## What to produce
The entries below should be output exactly as written.

• • • • •

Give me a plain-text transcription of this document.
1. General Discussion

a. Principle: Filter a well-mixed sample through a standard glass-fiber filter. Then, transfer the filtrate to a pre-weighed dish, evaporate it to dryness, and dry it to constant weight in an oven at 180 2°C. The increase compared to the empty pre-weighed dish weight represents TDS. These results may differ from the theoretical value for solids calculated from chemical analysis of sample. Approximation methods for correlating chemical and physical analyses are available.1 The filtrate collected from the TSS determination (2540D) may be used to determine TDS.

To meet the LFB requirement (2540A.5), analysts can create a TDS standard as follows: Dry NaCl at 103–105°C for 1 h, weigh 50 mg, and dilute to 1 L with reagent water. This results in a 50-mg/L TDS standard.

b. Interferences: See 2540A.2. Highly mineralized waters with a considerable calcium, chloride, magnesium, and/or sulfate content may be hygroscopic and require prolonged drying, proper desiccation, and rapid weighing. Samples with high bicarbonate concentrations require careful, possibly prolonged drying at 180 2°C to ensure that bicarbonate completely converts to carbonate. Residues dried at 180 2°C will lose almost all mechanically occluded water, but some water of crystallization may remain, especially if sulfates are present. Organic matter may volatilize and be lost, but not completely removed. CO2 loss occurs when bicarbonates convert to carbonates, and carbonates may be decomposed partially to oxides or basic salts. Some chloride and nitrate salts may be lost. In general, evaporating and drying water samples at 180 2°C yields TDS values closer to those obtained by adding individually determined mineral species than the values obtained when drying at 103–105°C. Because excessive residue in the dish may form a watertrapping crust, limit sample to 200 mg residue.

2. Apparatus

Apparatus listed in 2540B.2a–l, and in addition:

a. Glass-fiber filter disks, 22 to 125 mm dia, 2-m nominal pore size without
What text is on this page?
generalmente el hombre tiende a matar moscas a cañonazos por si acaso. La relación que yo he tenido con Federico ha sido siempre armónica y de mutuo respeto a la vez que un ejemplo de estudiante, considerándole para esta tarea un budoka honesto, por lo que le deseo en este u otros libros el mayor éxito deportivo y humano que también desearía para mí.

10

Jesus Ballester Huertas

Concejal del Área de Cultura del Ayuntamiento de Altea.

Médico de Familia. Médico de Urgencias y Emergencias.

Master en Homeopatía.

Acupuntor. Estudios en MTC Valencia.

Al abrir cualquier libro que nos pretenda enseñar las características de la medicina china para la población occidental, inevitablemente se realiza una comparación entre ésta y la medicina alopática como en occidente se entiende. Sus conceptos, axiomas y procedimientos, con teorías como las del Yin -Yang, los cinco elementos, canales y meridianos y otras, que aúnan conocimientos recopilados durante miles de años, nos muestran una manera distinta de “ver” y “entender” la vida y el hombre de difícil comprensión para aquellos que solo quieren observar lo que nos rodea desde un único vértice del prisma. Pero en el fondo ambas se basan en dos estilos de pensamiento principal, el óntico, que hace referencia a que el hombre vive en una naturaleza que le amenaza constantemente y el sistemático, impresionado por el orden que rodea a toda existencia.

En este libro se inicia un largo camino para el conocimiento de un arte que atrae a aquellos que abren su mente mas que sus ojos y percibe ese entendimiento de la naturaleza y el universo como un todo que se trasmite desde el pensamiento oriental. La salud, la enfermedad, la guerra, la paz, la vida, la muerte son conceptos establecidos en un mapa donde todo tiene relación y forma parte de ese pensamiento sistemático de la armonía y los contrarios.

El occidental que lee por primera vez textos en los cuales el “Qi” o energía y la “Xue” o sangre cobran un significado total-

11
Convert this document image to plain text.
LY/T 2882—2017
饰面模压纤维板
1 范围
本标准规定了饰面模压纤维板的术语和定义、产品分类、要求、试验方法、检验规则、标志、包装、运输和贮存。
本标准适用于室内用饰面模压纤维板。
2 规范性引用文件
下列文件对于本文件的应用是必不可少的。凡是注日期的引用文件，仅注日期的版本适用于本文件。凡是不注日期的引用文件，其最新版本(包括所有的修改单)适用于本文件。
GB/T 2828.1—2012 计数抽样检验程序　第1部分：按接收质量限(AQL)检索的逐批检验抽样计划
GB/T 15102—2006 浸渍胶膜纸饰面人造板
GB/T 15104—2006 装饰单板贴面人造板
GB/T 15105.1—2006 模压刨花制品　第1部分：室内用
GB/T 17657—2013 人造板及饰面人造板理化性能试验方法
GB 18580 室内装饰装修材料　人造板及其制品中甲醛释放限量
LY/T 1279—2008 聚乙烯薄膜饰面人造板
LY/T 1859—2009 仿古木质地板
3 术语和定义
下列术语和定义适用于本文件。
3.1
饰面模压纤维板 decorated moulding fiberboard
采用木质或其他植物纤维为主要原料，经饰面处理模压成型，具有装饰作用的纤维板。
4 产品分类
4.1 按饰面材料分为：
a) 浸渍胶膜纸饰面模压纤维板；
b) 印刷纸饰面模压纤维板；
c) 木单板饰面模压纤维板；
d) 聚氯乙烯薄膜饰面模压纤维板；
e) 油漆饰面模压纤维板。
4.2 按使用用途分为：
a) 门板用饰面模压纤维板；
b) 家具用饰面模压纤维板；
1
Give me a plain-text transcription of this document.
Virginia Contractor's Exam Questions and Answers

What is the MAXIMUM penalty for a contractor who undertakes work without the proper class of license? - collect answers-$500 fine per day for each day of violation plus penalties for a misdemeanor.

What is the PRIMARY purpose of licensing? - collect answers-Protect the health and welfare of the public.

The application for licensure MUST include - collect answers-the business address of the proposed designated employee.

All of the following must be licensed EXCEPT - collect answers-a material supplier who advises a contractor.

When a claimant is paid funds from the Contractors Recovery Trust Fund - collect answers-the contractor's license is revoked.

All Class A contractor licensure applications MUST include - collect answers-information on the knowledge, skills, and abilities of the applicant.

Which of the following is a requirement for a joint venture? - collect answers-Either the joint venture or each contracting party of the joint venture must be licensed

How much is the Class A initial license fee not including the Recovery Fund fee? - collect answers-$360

• • • • •

## Answer to this task
Give me a plain-text transcription of this document.
1. General Discussion

a. Principle: Filter a well-mixed sample through a standard glass-fiber filter. Then, transfer the filtrate to a pre-weighed dish, evaporate it to dryness, and dry it to constant weight in an oven at 180 2°C. The increase compared to the empty pre-weighed dish weight represents TDS. These results may differ from the theoretical value for solids calculated from chemical analysis of sample. Approximation methods for correlating chemical and physical analyses are available.1 The filtrate collected from the TSS determination (2540D) may be used to determine TDS.

To meet the LFB requirement (2540A.5), analysts can create a TDS standard as follows: Dry NaCl at 103–105°C for 1 h, weigh 50 mg, and dilute to 1 L with reagent water. This results in a 50-mg/L TDS standard.

b. Interferences: See 2540A.2. Highly mineralized waters with a considerable calcium, chloride, magnesium, and/or sulfate content may be hygroscopic and require prolonged drying, proper desiccation, and rapid weighing. Samples with high bicarbonate concentrations require careful, possibly prolonged drying at 180 2°C to ensure that bicarbonate completely converts to carbonate. Residues dried at 180 2°C will lose almost all mechanically occluded water, but some water of crystallization may remain, especially if sulfates are present. Organic matter may volatilize and be lost, but not completely removed. CO2 loss occurs when bicarbonates convert to carbonates, and carbonates may be decomposed partially to oxides or basic salts. Some chloride and nitrate salts may be lost. In general, evaporating and drying water samples at 180 2°C yields TDS values closer to those obtained by adding individually determined mineral species than the values obtained when drying at 103–105°C. Because excessive residue in the dish may form a watertrapping crust, limit sample to 200 mg residue.

2. Apparatus

Apparatus listed in 2540B.2a–l, and in addition:

a. Glass-fiber filter disks, 22 to 125 mm dia, 2-m nominal pore size without
What text is on this page?
generalmente el hombre tiende a matar moscas a cañonazos por si acaso. La relación que yo he tenido con Federico ha sido siempre armónica y de mutuo respeto a la vez que un ejemplo de estudiante, considerándole para esta tarea un budoka honesto, por lo que le deseo en este u otros libros el mayor éxito deportivo y humano que también desearía para mí.

10

Jesus Ballester Huertas

Concejal del Área de Cultura del Ayuntamiento de Altea.

Médico de Familia. Médico de Urgencias y Emergencias.

Master en Homeopatía.

Acupuntor. Estudios en MTC Valencia.

Al abrir cualquier libro que nos pretenda enseñar las características de la medicina china para la población occidental, inevitablemente se realiza una comparación entre ésta y la medicina alopática como en occidente se entiende. Sus conceptos, axiomas y procedimientos, con teorías como las del Yin -Yang, los cinco elementos, canales y meridianos y otras, que aúnan conocimientos recopilados durante miles de años, nos muestran una manera distinta de “ver” y “entender” la vida y el hombre de difícil comprensión para aquellos que solo quieren observar lo que nos rodea desde un único vértice del prisma. Pero en el fondo ambas se basan en dos estilos de pensamiento principal, el óntico, que hace referencia a que el hombre vive en una naturaleza que le amenaza constantemente y el sistemático, impresionado por el orden que rodea a toda existencia.

En este libro se inicia un largo camino para el conocimiento de un arte que atrae a aquellos que abren su mente mas que sus ojos y percibe ese entendimiento de la naturaleza y el universo como un todo que se trasmite desde el pensamiento oriental. La salud, la enfermedad, la guerra, la paz, la vida, la muerte son conceptos establecidos en un mapa donde todo tiene relación y forma parte de ese pensamiento sistemático de la armonía y los contrarios.

El occidental que lee por primera vez textos en los cuales el “Qi” o energía y la “Xue” o sangre cobran un significado total-

11
Convert this document image to plain text.
LY/T 2882—2017
饰面模压纤维板
1 范围
本标准规定了饰面模压纤维板的术语和定义、产品分类、要求、试验方法、检验规则、标志、包装、运输和贮存。
本标准适用于室内用饰面模压纤维板。
2 规范性引用文件
下列文件对于本文件的应用是必不可少的。凡是注日期的引用文件，仅注日期的版本适用于本文件。凡是不注日期的引用文件，其最新版本(包括所有的修改单)适用于本文件。
GB/T 2828.1—2012 计数抽样检验程序　第1部分：按接收质量限(AQL)检索的逐批检验抽样计划
GB/T 15102—2006 浸渍胶膜纸饰面人造板
GB/T 15104—2006 装饰单板贴面人造板
GB/T 15105.1—2006 模压刨花制品　第1部分：室内用
GB/T 17657—2013 人造板及饰面人造板理化性能试验方法
GB 18580 室内装饰装修材料　人造板及其制品中甲醛释放限量
LY/T 1279—2008 聚乙烯薄膜饰面人造板
LY/T 1859—2009 仿古木质地板
3 术语和定义
下列术语和定义适用于本文件。
3.1
饰面模压纤维板 decorated moulding fiberboard
采用木质或其他植物纤维为主要原料，经饰面处理模压成型，具有装饰作用的纤维板。
4 产品分类
4.1 按饰面材料分为：
a) 浸渍胶膜纸饰面模压纤维板；
b) 印刷纸饰面模压纤维板；
c) 木单板饰面模压纤维板；
d) 聚氯乙烯薄膜饰面模压纤维板；
e) 油漆饰面模压纤维板。
4.2 按使用用途分为：
a) 门板用饰面模压纤维板；
b) 家具用饰面模压纤维板；
1
Give me a plain-text transcription of this document.
Virginia Contractor's Exam Questions and Answers

What is the MAXIMUM penalty for a contractor who undertakes work without the proper class of license? - collect answers-$500 fine per day for each day of violation plus penalties for a misdemeanor.

What is the PRIMARY purpose of licensing? - collect answers-Protect the health and welfare of the public.

The application for licensure MUST include - collect answers-the business address of the proposed designated employee.

All of the following must be licensed EXCEPT - collect answers-a material supplier who advises a contractor.

When a claimant is paid funds from the Contractors Recovery Trust Fund - collect answers-the contractor's license is revoked.

All Class A contractor licensure applications MUST include - collect answers-information on the knowledge, skills, and abilities of the applicant.

Which of the following is a requirement for a joint venture? - collect answers-Either the joint venture or each contracting party of the joint venture must be licensed

How much is the Class A initial license fee not including the Recovery Fund fee? - collect answers-$360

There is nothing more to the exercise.